» Problem statement:
Return the listing below word for word.
• • •
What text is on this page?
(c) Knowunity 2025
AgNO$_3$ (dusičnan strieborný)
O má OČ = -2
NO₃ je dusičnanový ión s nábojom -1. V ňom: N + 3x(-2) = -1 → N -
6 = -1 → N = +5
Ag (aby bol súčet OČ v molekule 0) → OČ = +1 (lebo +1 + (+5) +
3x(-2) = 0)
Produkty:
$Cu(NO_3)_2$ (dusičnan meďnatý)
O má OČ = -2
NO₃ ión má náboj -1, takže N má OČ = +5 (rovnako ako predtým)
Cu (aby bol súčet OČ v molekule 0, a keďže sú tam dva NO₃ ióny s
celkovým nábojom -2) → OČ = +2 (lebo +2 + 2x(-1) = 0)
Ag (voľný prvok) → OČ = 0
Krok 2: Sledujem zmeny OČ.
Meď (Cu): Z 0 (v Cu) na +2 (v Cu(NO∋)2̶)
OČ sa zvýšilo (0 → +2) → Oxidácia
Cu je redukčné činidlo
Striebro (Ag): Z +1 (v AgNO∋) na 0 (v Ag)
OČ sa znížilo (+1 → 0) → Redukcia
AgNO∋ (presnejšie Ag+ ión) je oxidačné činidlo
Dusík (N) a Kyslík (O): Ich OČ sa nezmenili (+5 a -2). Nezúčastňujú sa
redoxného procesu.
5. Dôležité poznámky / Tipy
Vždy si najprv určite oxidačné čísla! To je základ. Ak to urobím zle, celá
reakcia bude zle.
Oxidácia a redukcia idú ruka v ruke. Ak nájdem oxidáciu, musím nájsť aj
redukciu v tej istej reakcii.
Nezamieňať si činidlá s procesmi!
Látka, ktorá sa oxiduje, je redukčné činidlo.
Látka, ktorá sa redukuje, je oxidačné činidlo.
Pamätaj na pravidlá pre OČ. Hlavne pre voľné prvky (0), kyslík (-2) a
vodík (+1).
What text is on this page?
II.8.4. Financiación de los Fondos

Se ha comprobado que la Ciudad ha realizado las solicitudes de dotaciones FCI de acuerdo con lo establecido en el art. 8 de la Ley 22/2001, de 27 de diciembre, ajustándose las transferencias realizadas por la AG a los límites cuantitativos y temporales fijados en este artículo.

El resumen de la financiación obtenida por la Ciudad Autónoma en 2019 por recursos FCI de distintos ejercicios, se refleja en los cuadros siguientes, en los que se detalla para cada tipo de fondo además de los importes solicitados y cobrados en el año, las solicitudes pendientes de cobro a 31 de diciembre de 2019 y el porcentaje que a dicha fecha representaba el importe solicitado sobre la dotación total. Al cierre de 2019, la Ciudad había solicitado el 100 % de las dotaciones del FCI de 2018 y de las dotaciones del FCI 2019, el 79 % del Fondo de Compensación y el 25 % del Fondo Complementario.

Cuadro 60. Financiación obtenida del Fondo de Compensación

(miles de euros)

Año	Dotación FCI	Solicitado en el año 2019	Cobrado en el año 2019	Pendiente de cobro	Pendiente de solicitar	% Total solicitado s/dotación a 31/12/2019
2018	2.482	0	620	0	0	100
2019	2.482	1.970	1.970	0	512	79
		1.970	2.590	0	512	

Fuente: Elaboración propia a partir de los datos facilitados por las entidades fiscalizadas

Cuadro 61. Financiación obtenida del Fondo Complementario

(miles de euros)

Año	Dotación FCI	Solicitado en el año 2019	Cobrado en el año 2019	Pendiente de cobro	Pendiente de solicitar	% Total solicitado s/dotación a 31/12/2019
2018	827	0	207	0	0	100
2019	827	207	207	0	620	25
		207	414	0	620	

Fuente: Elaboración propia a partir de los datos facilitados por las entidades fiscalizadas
• • •
» Correct output:
What text is on this page?
(c) Knowunity 2025
AgNO$_3$ (dusičnan strieborný)
O má OČ = -2
NO₃ je dusičnanový ión s nábojom -1. V ňom: N + 3x(-2) = -1 → N -
6 = -1 → N = +5
Ag (aby bol súčet OČ v molekule 0) → OČ = +1 (lebo +1 + (+5) +
3x(-2) = 0)
Produkty:
$Cu(NO_3)_2$ (dusičnan meďnatý)
O má OČ = -2
NO₃ ión má náboj -1, takže N má OČ = +5 (rovnako ako predtým)
Cu (aby bol súčet OČ v molekule 0, a keďže sú tam dva NO₃ ióny s
celkovým nábojom -2) → OČ = +2 (lebo +2 + 2x(-1) = 0)
Ag (voľný prvok) → OČ = 0
Krok 2: Sledujem zmeny OČ.
Meď (Cu): Z 0 (v Cu) na +2 (v Cu(NO∋)2̶)
OČ sa zvýšilo (0 → +2) → Oxidácia
Cu je redukčné činidlo
Striebro (Ag): Z +1 (v AgNO∋) na 0 (v Ag)
OČ sa znížilo (+1 → 0) → Redukcia
AgNO∋ (presnejšie Ag+ ión) je oxidačné činidlo
Dusík (N) a Kyslík (O): Ich OČ sa nezmenili (+5 a -2). Nezúčastňujú sa
redoxného procesu.
5. Dôležité poznámky / Tipy
Vždy si najprv určite oxidačné čísla! To je základ. Ak to urobím zle, celá
reakcia bude zle.
Oxidácia a redukcia idú ruka v ruke. Ak nájdem oxidáciu, musím nájsť aj
redukciu v tej istej reakcii.
Nezamieňať si činidlá s procesmi!
Látka, ktorá sa oxiduje, je redukčné činidlo.
Látka, ktorá sa redukuje, je oxidačné činidlo.
Pamätaj na pravidlá pre OČ. Hlavne pre voľné prvky (0), kyslík (-2) a
vodík (+1).
What text is on this page?
II.8.4. Financiación de los Fondos

Se ha comprobado que la Ciudad ha realizado las solicitudes de dotaciones FCI de acuerdo con lo establecido en el art. 8 de la Ley 22/2001, de 27 de diciembre, ajustándose las transferencias realizadas por la AG a los límites cuantitativos y temporales fijados en este artículo.

El resumen de la financiación obtenida por la Ciudad Autónoma en 2019 por recursos FCI de distintos ejercicios, se refleja en los cuadros siguientes, en los que se detalla para cada tipo de fondo además de los importes solicitados y cobrados en el año, las solicitudes pendientes de cobro a 31 de diciembre de 2019 y el porcentaje que a dicha fecha representaba el importe solicitado sobre la dotación total. Al cierre de 2019, la Ciudad había solicitado el 100 % de las dotaciones del FCI de 2018 y de las dotaciones del FCI 2019, el 79 % del Fondo de Compensación y el 25 % del Fondo Complementario.

Cuadro 60. Financiación obtenida del Fondo de Compensación

(miles de euros)

Año	Dotación FCI	Solicitado en el año 2019	Cobrado en el año 2019	Pendiente de cobro	Pendiente de solicitar	% Total solicitado s/dotación a 31/12/2019
2018	2.482	0	620	0	0	100
2019	2.482	1.970	1.970	0	512	79
		1.970	2.590	0	512	

Fuente: Elaboración propia a partir de los datos facilitados por las entidades fiscalizadas

Cuadro 61. Financiación obtenida del Fondo Complementario

(miles de euros)

Año	Dotación FCI	Solicitado en el año 2019	Cobrado en el año 2019	Pendiente de cobro	Pendiente de solicitar	% Total solicitado s/dotación a 31/12/2019
2018	827	0	207	0	0	100
2019	827	207	207	0	620	25
		207	414	0	620	

Fuente: Elaboración propia a partir de los datos facilitados por las entidades fiscalizadas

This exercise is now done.